**WHAT YOU ARE ASKED TO DO**
Leave the pictures out and write out the rest of the listing word for word.

++++++

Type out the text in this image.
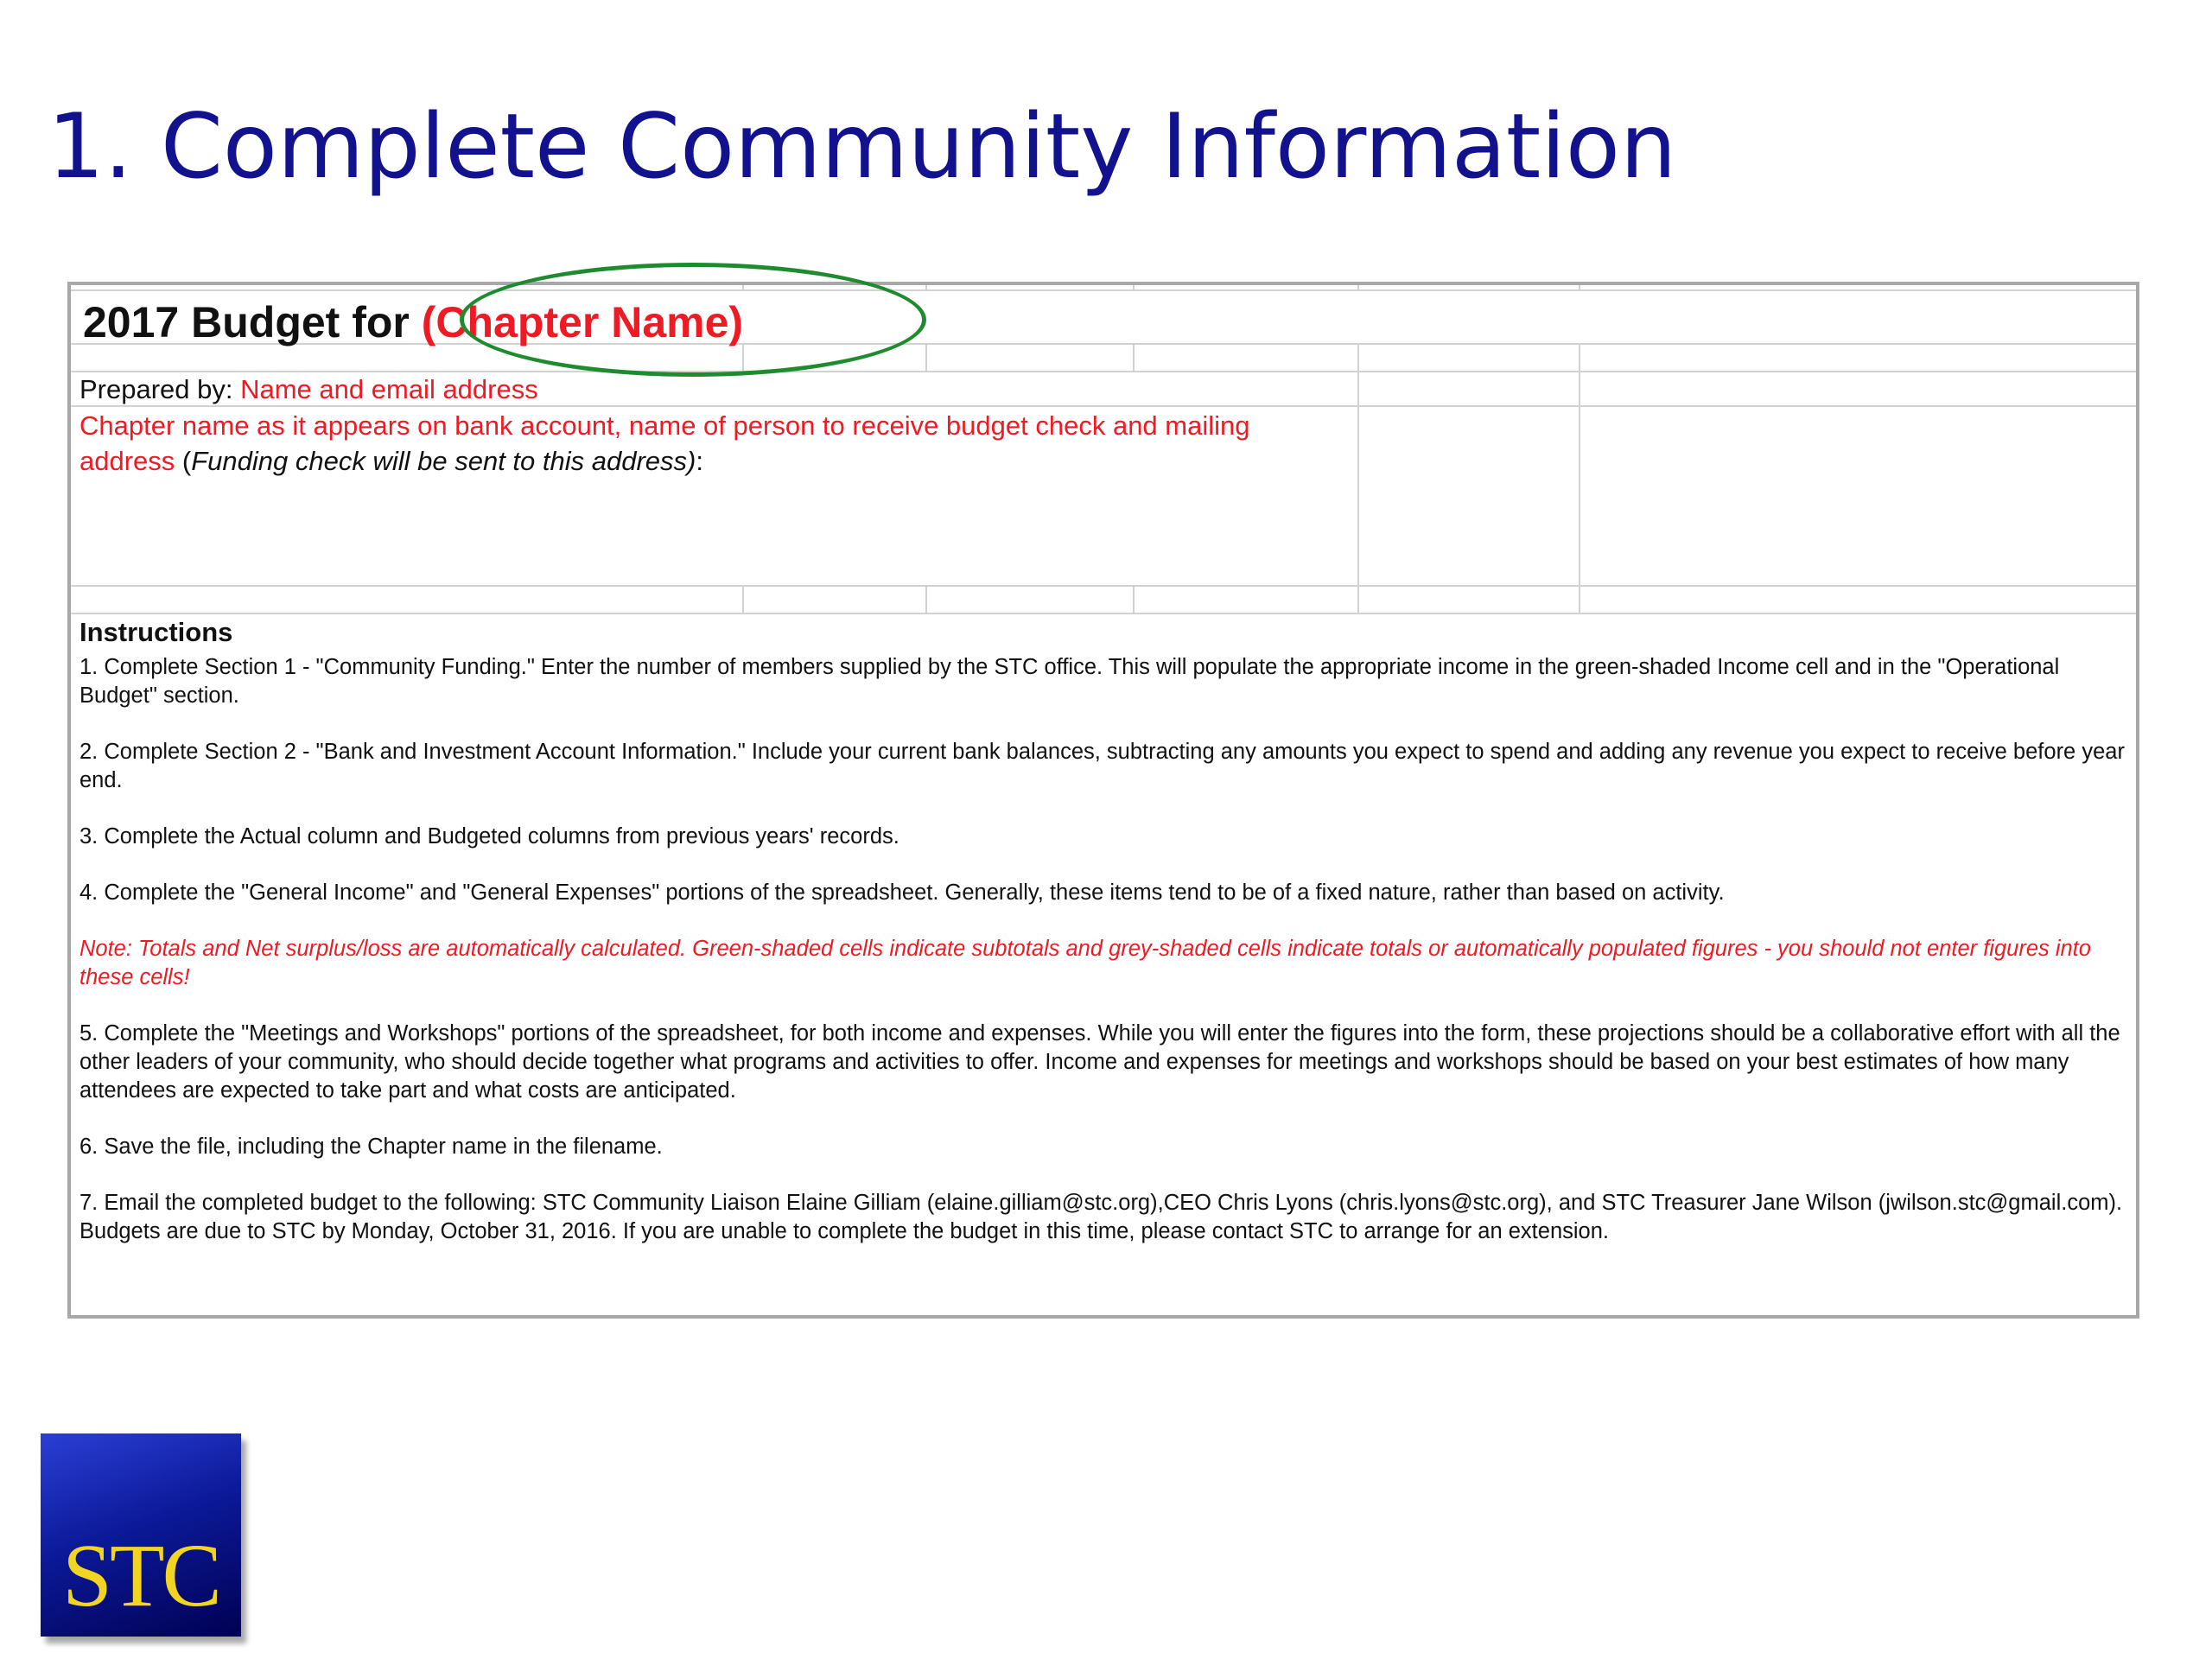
1. Complete Community Information
2017 Budget for (Chapter Name)
Prepared by: Name and email address
Chapter name as it appears on bank account, name of person to receive budget check and mailing address (Funding check will be sent to this address):
Instructions

1. Complete Section 1 - "Community Funding." Enter the number of members supplied by the STC office. This will populate the appropriate income in the green-shaded Income cell and in the "Operational Budget" section.

2. Complete Section 2 - "Bank and Investment Account Information." Include your current bank balances, subtracting any amounts you expect to spend and adding any revenue you expect to receive before year end.

3. Complete the Actual column and Budgeted columns from previous years' records.

4. Complete the "General Income" and "General Expenses" portions of the spreadsheet. Generally, these items tend to be of a fixed nature, rather than based on activity.

Note: Totals and Net surplus/loss are automatically calculated. Green-shaded cells indicate subtotals and grey-shaded cells indicate totals or automatically populated figures - you should not enter figures into these cells!

5. Complete the "Meetings and Workshops" portions of the spreadsheet, for both income and expenses. While you will enter the figures into the form, these projections should be a collaborative effort with all the other leaders of your community, who should decide together what programs and activities to offer. Income and expenses for meetings and workshops should be based on your best estimates of how many attendees are expected to take part and what costs are anticipated.

6. Save the file, including the Chapter name in the filename.

7. Email the completed budget to the following: STC Community Liaison Elaine Gilliam (elaine.gilliam@stc.org),CEO Chris Lyons (chris.lyons@stc.org), and STC Treasurer Jane Wilson (jwilson.stc@gmail.com). Budgets are due to STC by Monday, October 31, 2016. If you are unable to complete the budget in this time, please contact STC to arrange for an extension.

STC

++++++

**RESULT OF THE EXERCISE**
Type out the text in this image.
1. Complete Community Information
2017 Budget for (Chapter Name)
Prepared by: Name and email address
Chapter name as it appears on bank account, name of person to receive budget check and mailing address (Funding check will be sent to this address):
Instructions

1. Complete Section 1 - "Community Funding." Enter the number of members supplied by the STC office. This will populate the appropriate income in the green-shaded Income cell and in the "Operational Budget" section.

2. Complete Section 2 - "Bank and Investment Account Information." Include your current bank balances, subtracting any amounts you expect to spend and adding any revenue you expect to receive before year end.

3. Complete the Actual column and Budgeted columns from previous years' records.

4. Complete the "General Income" and "General Expenses" portions of the spreadsheet. Generally, these items tend to be of a fixed nature, rather than based on activity.

Note: Totals and Net surplus/loss are automatically calculated. Green-shaded cells indicate subtotals and grey-shaded cells indicate totals or automatically populated figures - you should not enter figures into these cells!

5. Complete the "Meetings and Workshops" portions of the spreadsheet, for both income and expenses. While you will enter the figures into the form, these projections should be a collaborative effort with all the other leaders of your community, who should decide together what programs and activities to offer. Income and expenses for meetings and workshops should be based on your best estimates of how many attendees are expected to take part and what costs are anticipated.

6. Save the file, including the Chapter name in the filename.

7. Email the completed budget to the following: STC Community Liaison Elaine Gilliam (elaine.gilliam@stc.org),CEO Chris Lyons (chris.lyons@stc.org), and STC Treasurer Jane Wilson (jwilson.stc@gmail.com). Budgets are due to STC by Monday, October 31, 2016. If you are unable to complete the budget in this time, please contact STC to arrange for an extension.

STC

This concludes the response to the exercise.